[Dataset items]
◆ ◆ ◆ ◆ ◆
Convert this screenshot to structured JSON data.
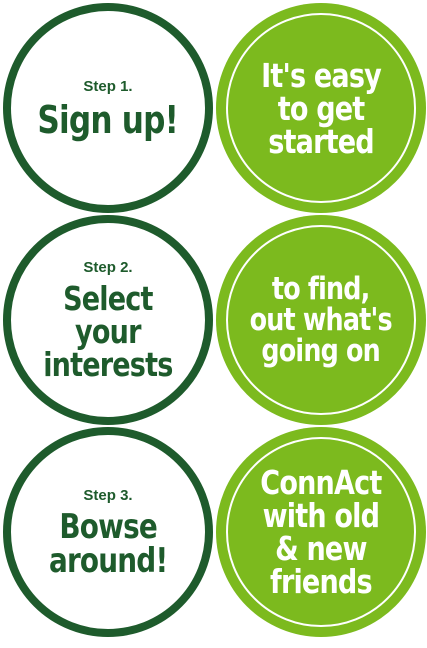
{
  "colors": {
    "dark_green": "#1e5b2c",
    "bright_green": "#7cba1e",
    "white": "#ffffff"
  },
  "badges": [
    {
      "step": "Step 1.",
      "lines": [
        "Sign up!"
      ]
    },
    {
      "lines": [
        "It's easy",
        "to get",
        "started"
      ]
    },
    {
      "step": "Step 2.",
      "lines": [
        "Select",
        "your",
        "interests"
      ]
    },
    {
      "lines": [
        "to find,",
        "out what's",
        "going on"
      ]
    },
    {
      "step": "Step 3.",
      "lines": [
        "Bowse",
        "around!"
      ]
    },
    {
      "lines": [
        "ConnAct",
        "with old",
        "& new",
        "friends"
      ]
    }
  ]
}
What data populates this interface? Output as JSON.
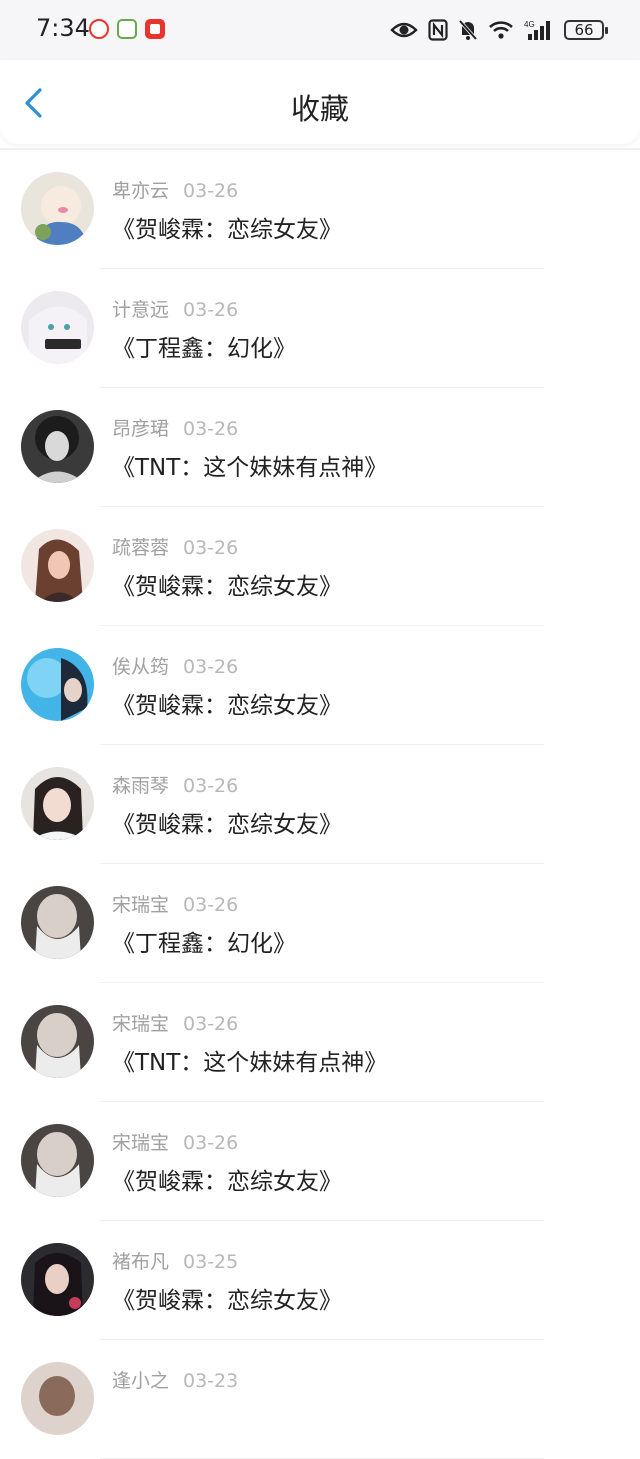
{
  "status_bar": {
    "time": "7:34",
    "battery": "66",
    "network": "4G"
  },
  "header": {
    "title": "收藏"
  },
  "items": [
    {
      "user": "卑亦云",
      "date": "03-26",
      "text": "《贺峻霖：恋综女友》"
    },
    {
      "user": "计意远",
      "date": "03-26",
      "text": "《丁程鑫：幻化》"
    },
    {
      "user": "昂彦珺",
      "date": "03-26",
      "text": "《TNT：这个妹妹有点神》"
    },
    {
      "user": "疏蓉蓉",
      "date": "03-26",
      "text": "《贺峻霖：恋综女友》"
    },
    {
      "user": "俟从筠",
      "date": "03-26",
      "text": "《贺峻霖：恋综女友》"
    },
    {
      "user": "森雨琴",
      "date": "03-26",
      "text": "《贺峻霖：恋综女友》"
    },
    {
      "user": "宋瑞宝",
      "date": "03-26",
      "text": "《丁程鑫：幻化》"
    },
    {
      "user": "宋瑞宝",
      "date": "03-26",
      "text": "《TNT：这个妹妹有点神》"
    },
    {
      "user": "宋瑞宝",
      "date": "03-26",
      "text": "《贺峻霖：恋综女友》"
    },
    {
      "user": "褚布凡",
      "date": "03-25",
      "text": "《贺峻霖：恋综女友》"
    },
    {
      "user": "逢小之",
      "date": "03-23",
      "text": ""
    }
  ]
}
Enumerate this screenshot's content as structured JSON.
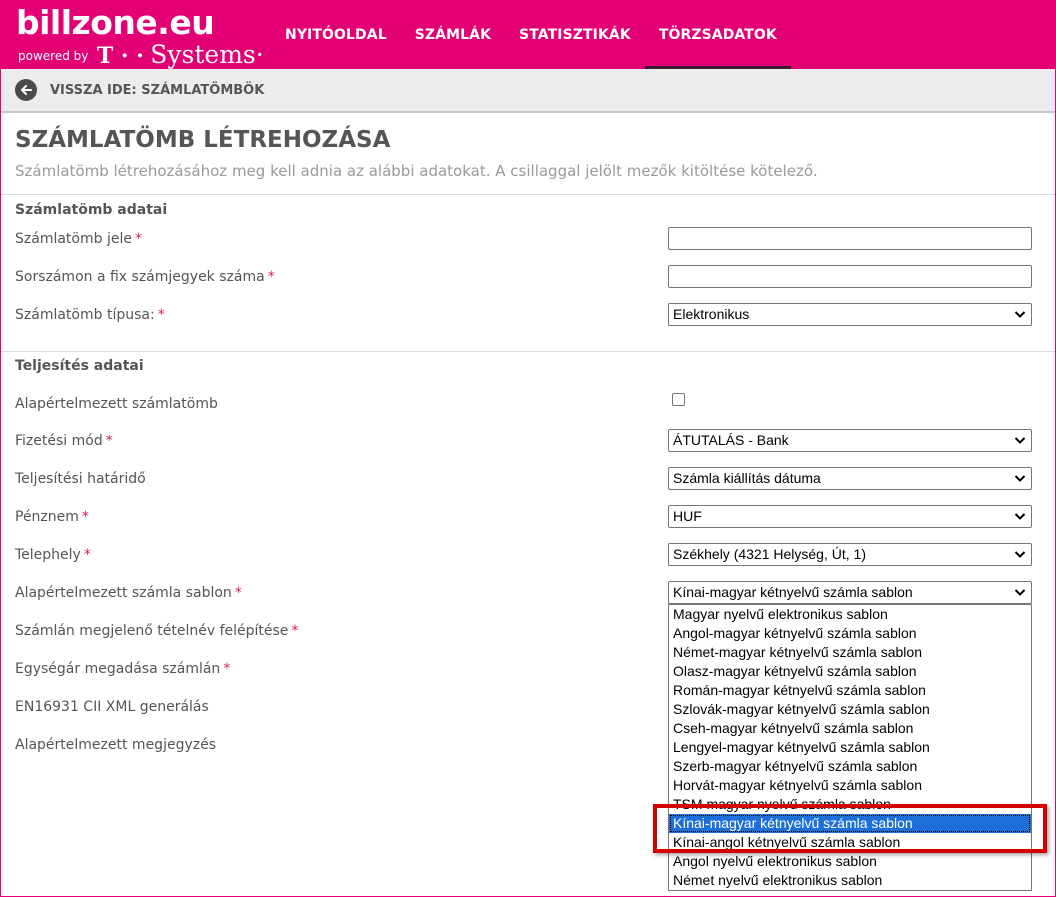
{
  "header": {
    "logo_main": "billzone.eu",
    "logo_powered": "powered by",
    "logo_tmark": "T · ·",
    "logo_systems": "Systems·",
    "nav": [
      {
        "label": "NYITÓOLDAL",
        "active": false
      },
      {
        "label": "SZÁMLÁK",
        "active": false
      },
      {
        "label": "STATISZTIKÁK",
        "active": false
      },
      {
        "label": "TÖRZSADATOK",
        "active": true
      }
    ],
    "brand_color": "#e20074"
  },
  "backbar": {
    "icon": "arrow-left-icon",
    "label": "VISSZA IDE: SZÁMLATÖMBÖK"
  },
  "page": {
    "title": "SZÁMLATÖMB LÉTREHOZÁSA",
    "subtitle": "Számlatömb létrehozásához meg kell adnia az alábbi adatokat. A csillaggal jelölt mezők kitöltése kötelező."
  },
  "sections": {
    "block": {
      "title": "Számlatömb adatai",
      "jel_label": "Számlatömb jele",
      "fix_label": "Sorszámon a fix számjegyek száma",
      "tipus_label": "Számlatömb típusa:",
      "tipus_value": "Elektronikus"
    },
    "teljesites": {
      "title": "Teljesítés adatai",
      "default_label": "Alapértelmezett számlatömb",
      "default_checked": false,
      "fizetesi_label": "Fizetési mód",
      "fizetesi_value": "ÁTUTALÁS - Bank",
      "hatarido_label": "Teljesítési határidő",
      "hatarido_value": "Számla kiállítás dátuma",
      "penznem_label": "Pénznem",
      "penznem_value": "HUF",
      "telephely_label": "Telephely",
      "telephely_value": "Székhely (4321 Helység, Út, 1)",
      "sablon_label": "Alapértelmezett számla sablon",
      "sablon_value": "Kínai-magyar kétnyelvű számla sablon",
      "tetelnev_label": "Számlán megjelenő tételnév felépítése",
      "egysegar_label": "Egységár megadása számlán",
      "xml_label": "EN16931 CII XML generálás",
      "megjegyzes_label": "Alapértelmezett megjegyzés"
    }
  },
  "required_mark": "*",
  "dropdown_options": [
    "Magyar nyelvű elektronikus sablon",
    "Angol-magyar kétnyelvű számla sablon",
    "Német-magyar kétnyelvű számla sablon",
    "Olasz-magyar kétnyelvű számla sablon",
    "Román-magyar kétnyelvű számla sablon",
    "Szlovák-magyar kétnyelvű számla sablon",
    "Cseh-magyar kétnyelvű számla sablon",
    "Lengyel-magyar kétnyelvű számla sablon",
    "Szerb-magyar kétnyelvű számla sablon",
    "Horvát-magyar kétnyelvű számla sablon",
    "TSM magyar nyelvű számla sablon",
    "Kínai-magyar kétnyelvű számla sablon",
    "Kínai-angol kétnyelvű számla sablon",
    "Angol nyelvű elektronikus sablon",
    "Német nyelvű elektronikus sablon"
  ],
  "selected_option_index": 11,
  "annotation_color": "#d40000"
}
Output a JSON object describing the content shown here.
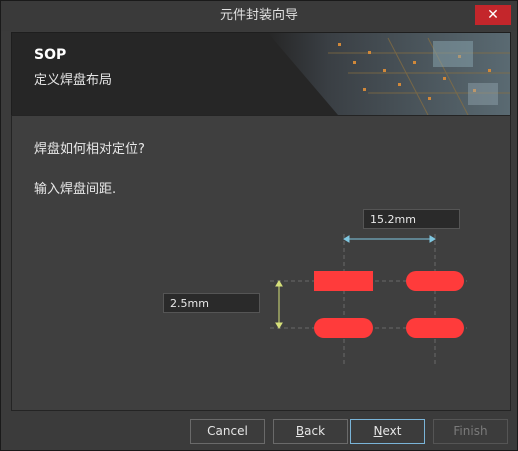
◆ ◆ ◆ ◆ ◆
[Request]
Gather all the lines that include the word "JSON" and copy them out.

[Output of the exercise]
Convert this screenshot to structured JSON data.
What data populates this interface? Output as JSON.
Enumerate this screenshot's content as structured JSON.
Output a JSON object describing the content shown here.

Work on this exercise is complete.